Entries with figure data
·····

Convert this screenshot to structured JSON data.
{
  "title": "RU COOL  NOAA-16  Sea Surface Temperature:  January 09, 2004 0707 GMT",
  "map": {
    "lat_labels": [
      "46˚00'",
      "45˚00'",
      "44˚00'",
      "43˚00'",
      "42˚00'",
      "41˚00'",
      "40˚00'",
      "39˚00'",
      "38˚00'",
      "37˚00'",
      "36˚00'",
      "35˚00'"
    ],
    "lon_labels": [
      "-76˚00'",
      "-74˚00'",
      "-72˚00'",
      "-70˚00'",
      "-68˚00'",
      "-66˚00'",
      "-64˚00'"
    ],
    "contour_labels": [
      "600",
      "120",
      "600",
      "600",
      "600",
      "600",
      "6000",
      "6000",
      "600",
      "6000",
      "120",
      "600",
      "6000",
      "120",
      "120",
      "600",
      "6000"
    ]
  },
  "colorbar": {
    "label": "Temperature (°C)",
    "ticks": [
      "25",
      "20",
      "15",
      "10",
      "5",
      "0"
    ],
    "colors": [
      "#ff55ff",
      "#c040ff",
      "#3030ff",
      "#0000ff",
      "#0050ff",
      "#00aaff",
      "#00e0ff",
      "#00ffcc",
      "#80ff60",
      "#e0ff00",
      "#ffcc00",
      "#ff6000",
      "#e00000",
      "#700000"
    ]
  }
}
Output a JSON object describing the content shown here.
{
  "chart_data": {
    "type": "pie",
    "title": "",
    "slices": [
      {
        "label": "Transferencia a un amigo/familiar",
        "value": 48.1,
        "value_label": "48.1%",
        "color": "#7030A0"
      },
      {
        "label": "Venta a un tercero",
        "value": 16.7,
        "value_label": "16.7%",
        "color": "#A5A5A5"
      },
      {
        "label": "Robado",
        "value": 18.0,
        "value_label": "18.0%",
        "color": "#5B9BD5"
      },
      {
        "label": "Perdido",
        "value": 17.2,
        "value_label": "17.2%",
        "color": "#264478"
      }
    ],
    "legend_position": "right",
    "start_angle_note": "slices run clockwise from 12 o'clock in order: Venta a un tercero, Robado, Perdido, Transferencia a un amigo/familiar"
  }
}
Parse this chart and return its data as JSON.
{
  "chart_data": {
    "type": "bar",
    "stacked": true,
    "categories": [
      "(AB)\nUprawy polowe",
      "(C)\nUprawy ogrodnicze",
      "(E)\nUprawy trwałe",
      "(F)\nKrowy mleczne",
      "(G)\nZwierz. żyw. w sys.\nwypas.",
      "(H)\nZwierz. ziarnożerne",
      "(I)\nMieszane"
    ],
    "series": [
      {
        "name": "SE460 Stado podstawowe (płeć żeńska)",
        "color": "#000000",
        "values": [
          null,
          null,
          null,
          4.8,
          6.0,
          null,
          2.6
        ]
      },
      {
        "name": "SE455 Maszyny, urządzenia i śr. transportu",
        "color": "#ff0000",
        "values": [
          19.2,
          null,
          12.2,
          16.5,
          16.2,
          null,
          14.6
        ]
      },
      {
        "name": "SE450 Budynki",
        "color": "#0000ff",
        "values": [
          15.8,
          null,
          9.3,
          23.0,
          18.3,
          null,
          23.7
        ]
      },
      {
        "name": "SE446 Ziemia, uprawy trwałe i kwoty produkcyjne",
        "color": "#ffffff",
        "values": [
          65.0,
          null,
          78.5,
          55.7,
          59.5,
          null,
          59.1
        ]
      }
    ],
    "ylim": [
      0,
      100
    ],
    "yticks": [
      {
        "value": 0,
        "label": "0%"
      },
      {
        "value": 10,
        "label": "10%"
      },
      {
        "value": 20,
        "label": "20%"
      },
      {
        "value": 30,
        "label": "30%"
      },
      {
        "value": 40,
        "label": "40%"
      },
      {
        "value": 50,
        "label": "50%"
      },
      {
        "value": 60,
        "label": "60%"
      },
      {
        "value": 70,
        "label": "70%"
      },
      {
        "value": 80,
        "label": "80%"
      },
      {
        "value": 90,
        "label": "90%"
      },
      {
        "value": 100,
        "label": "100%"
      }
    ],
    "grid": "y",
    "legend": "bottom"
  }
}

·····

_Task description_
Which lines hold the word "tercero"? Copy every one of them.

_Written response_
        "label": "Venta a un tercero",
    "start_angle_note": "slices run clockwise from 12 o'clock in order: Venta a un tercero, Robado, Perdido, Transferencia a un amigo/familiar"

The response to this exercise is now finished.